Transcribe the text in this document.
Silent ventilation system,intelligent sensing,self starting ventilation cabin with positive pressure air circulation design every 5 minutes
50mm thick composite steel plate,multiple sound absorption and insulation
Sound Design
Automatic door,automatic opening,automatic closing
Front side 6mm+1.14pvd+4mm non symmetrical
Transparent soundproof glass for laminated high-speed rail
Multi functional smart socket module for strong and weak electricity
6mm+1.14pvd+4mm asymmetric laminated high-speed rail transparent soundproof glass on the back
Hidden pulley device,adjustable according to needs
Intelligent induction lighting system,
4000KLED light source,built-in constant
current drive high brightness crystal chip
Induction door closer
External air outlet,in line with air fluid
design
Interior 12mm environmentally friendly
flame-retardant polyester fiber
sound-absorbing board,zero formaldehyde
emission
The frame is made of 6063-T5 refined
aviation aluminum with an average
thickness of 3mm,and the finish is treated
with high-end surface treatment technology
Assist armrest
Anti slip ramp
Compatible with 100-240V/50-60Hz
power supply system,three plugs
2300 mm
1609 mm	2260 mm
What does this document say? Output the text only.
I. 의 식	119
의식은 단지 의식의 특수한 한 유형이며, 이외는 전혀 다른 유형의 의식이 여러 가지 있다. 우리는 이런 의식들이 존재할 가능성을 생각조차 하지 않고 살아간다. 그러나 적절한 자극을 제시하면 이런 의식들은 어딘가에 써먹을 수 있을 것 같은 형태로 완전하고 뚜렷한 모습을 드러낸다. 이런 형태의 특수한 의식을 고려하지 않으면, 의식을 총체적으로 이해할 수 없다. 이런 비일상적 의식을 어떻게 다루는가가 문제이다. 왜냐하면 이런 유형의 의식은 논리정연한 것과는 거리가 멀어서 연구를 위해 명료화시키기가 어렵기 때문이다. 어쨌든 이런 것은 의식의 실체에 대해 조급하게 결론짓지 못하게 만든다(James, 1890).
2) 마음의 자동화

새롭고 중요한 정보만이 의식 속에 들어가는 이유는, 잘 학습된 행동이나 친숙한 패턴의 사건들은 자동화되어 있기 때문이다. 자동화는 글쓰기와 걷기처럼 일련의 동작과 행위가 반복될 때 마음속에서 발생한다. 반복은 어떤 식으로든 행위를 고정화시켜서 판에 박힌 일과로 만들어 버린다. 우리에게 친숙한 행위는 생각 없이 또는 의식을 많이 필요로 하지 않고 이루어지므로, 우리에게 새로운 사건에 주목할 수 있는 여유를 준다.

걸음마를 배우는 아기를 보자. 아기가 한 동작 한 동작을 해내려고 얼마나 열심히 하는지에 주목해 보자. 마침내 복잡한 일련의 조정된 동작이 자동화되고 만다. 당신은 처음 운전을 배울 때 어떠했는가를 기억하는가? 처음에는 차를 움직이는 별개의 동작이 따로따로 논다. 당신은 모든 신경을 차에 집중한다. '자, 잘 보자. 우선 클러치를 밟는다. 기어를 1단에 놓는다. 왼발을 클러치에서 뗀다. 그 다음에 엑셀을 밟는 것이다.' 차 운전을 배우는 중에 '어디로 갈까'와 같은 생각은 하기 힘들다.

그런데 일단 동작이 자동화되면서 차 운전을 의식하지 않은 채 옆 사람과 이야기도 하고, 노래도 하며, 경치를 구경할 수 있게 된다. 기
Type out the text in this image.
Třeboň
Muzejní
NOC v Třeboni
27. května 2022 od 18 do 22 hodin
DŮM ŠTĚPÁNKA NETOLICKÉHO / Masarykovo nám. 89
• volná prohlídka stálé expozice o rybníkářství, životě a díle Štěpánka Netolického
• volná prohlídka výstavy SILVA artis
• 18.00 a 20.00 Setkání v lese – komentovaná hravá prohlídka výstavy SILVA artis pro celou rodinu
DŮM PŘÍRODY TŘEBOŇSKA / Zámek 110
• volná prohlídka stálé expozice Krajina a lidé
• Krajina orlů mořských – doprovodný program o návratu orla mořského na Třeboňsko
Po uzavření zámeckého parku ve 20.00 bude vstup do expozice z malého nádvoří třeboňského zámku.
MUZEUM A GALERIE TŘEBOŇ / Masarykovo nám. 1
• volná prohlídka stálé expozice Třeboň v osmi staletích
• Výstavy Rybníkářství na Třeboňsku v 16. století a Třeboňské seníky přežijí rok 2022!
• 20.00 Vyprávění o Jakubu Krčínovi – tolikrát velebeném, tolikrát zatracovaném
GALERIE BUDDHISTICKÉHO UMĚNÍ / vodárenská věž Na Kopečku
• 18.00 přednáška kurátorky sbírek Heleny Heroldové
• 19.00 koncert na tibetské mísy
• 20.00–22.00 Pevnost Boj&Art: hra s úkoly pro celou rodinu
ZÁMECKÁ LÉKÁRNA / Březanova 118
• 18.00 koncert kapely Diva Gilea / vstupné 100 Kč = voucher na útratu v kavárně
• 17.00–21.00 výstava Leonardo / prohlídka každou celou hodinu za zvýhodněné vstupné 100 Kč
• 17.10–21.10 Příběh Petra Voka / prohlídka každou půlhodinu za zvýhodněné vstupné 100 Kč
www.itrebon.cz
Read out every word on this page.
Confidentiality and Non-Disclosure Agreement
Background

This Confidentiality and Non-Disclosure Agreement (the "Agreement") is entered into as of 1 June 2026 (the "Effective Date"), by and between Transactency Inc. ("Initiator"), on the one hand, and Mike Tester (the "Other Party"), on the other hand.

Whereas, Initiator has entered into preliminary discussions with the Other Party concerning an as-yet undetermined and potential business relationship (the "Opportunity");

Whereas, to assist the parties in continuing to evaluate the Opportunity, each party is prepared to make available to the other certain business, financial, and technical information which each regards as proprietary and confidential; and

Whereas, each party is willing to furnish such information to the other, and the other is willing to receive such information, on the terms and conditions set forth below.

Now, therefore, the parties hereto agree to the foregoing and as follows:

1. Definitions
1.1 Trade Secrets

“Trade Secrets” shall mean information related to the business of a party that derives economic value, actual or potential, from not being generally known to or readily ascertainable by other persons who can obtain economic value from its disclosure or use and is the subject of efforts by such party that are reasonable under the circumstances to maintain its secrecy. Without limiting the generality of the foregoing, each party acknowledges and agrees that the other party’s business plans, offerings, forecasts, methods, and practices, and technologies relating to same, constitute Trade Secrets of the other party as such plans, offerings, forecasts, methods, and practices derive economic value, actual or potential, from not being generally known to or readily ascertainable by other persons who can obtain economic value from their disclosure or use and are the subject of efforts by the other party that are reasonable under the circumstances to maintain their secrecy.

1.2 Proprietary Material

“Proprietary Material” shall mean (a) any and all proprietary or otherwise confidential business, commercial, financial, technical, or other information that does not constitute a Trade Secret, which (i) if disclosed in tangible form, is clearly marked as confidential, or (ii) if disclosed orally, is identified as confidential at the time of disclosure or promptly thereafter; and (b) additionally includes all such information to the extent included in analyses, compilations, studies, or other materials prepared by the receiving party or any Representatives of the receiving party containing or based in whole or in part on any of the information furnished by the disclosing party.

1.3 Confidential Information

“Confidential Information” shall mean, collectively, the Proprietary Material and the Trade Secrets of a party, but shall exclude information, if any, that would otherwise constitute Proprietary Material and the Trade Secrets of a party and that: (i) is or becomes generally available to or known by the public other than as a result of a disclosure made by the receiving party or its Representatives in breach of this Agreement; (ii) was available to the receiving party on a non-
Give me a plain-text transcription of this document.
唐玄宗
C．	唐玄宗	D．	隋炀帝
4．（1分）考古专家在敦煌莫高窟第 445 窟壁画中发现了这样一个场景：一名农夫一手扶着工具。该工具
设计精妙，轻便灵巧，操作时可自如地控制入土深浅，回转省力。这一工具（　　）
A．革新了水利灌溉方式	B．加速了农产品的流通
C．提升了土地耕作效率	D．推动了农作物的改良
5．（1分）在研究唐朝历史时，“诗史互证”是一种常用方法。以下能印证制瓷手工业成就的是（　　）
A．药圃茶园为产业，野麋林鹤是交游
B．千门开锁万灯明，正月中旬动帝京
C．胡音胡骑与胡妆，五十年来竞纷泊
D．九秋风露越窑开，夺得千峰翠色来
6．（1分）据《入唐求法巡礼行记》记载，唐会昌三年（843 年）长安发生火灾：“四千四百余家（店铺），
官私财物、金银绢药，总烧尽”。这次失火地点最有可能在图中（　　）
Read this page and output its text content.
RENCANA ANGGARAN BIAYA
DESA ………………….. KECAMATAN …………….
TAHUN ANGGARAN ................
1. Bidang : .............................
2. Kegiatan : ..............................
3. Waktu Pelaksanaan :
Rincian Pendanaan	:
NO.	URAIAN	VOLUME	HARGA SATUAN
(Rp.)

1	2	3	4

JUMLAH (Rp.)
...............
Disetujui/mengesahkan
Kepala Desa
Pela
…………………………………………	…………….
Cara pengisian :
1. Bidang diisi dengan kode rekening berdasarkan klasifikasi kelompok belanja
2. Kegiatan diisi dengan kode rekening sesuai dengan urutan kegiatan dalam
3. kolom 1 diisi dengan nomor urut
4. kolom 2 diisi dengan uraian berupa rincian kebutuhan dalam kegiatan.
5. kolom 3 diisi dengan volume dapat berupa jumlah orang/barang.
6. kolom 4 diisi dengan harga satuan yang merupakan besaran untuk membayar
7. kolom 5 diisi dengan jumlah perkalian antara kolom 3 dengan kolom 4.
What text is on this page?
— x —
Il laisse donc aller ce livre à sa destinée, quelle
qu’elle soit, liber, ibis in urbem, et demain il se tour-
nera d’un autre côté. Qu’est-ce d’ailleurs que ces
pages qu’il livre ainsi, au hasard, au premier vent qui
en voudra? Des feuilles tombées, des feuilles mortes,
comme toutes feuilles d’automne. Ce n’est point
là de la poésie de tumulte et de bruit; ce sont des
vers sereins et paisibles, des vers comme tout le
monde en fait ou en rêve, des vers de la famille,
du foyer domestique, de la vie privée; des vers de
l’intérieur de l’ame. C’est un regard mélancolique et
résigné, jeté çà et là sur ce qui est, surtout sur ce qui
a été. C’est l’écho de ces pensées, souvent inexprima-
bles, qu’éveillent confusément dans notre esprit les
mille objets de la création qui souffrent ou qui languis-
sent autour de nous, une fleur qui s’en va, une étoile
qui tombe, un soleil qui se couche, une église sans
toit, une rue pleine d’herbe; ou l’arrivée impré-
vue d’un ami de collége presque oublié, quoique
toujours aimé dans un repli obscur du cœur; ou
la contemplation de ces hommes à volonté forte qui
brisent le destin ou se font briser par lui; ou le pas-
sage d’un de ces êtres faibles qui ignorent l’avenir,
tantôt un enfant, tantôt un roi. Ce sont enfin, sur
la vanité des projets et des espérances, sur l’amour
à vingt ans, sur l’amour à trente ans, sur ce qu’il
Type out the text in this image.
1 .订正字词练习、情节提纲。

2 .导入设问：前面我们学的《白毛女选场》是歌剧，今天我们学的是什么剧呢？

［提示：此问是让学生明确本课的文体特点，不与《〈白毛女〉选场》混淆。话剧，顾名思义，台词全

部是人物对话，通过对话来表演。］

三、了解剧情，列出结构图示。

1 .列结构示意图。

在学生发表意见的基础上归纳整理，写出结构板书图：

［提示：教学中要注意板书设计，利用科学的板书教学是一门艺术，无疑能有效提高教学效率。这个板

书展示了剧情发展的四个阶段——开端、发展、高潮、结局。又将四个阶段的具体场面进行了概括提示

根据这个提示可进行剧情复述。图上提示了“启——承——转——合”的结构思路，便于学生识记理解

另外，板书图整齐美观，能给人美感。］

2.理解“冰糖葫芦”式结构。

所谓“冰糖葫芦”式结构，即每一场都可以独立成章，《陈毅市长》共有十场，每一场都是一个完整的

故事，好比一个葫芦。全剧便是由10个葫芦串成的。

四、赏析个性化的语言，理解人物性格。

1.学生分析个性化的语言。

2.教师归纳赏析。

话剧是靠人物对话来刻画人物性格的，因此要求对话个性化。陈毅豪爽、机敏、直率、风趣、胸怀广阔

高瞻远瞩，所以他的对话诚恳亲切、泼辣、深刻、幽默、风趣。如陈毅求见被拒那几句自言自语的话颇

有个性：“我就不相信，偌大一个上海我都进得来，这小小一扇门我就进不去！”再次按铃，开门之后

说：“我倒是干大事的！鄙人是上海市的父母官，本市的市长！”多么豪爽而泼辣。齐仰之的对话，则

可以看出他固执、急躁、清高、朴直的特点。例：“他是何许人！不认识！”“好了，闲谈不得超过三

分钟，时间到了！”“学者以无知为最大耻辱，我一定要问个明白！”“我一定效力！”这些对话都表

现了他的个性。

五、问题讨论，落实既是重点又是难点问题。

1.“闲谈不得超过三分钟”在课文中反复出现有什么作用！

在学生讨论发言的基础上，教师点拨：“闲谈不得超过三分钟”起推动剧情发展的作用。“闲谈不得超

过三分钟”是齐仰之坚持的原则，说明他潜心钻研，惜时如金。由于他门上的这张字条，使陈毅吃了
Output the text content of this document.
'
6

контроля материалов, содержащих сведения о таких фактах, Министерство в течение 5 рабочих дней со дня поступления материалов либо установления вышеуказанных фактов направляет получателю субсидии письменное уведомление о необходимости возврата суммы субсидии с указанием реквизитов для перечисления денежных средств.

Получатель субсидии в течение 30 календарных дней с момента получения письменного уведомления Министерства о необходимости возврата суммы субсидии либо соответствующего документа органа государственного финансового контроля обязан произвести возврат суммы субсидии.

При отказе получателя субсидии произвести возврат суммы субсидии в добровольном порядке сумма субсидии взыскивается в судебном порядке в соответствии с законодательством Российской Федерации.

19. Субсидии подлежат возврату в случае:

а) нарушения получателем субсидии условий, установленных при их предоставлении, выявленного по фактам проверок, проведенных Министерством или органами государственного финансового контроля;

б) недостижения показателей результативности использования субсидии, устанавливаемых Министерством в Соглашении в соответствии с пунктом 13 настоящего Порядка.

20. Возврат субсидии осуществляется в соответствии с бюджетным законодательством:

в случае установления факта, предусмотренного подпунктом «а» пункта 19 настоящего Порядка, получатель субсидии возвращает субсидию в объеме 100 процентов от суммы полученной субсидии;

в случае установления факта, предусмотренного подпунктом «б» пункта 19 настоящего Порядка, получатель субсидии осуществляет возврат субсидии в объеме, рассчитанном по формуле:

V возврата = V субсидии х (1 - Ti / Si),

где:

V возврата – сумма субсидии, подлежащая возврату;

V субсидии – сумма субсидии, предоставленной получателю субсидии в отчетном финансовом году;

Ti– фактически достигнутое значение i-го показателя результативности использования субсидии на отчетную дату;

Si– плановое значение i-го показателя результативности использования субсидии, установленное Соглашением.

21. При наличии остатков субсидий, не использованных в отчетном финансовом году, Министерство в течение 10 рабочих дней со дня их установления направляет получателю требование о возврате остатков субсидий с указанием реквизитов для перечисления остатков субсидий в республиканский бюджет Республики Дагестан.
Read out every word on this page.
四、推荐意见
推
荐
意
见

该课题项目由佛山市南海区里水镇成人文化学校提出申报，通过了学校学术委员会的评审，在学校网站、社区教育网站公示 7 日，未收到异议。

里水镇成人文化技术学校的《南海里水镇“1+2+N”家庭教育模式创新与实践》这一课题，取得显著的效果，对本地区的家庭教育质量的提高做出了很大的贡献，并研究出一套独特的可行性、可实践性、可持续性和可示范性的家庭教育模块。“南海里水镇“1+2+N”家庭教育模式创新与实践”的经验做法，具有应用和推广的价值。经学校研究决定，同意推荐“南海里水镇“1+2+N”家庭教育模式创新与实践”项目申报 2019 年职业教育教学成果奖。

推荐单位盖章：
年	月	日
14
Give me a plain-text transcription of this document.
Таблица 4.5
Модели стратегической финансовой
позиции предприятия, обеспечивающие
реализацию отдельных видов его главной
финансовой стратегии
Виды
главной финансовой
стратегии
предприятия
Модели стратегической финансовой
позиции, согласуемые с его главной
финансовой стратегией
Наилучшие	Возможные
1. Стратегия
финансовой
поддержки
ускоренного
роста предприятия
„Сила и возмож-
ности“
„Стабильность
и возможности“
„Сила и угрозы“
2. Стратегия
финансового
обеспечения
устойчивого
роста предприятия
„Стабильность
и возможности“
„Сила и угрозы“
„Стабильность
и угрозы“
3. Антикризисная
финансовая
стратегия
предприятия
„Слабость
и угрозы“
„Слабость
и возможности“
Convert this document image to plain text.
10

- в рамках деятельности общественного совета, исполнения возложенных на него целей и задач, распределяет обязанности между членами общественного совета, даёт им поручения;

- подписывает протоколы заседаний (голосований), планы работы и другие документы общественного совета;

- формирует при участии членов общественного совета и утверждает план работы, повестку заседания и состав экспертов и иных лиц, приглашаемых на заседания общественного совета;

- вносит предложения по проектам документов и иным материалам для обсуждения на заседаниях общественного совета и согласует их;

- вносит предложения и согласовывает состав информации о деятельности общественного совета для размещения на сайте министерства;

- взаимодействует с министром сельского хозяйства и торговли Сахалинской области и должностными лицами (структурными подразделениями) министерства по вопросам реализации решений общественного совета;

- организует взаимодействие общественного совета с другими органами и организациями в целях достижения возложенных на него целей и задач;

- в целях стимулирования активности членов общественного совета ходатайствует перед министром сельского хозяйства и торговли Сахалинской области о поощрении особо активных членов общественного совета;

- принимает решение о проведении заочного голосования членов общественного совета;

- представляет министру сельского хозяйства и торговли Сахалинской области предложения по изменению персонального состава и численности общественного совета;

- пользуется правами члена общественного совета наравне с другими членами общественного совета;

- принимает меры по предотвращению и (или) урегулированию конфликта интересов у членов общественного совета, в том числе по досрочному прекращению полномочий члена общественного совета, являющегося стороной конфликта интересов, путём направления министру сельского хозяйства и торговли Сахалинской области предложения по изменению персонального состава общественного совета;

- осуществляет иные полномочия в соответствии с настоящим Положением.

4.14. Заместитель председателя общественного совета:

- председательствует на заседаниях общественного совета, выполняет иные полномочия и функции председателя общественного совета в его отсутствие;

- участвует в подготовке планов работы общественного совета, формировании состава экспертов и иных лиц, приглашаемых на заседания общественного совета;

> **THE PROBLEM**
From the records above, copy every line that holds the word "zvýhodněné".

> **ANSWER TO THIS TASK**
• 17.00–21.00 výstava Leonardo / prohlídka každou celou hodinu za zvýhodněné vstupné 100 Kč
• 17.10–21.10 Příběh Petra Voka / prohlídka každou půlhodinu za zvýhodněné vstupné 100 Kč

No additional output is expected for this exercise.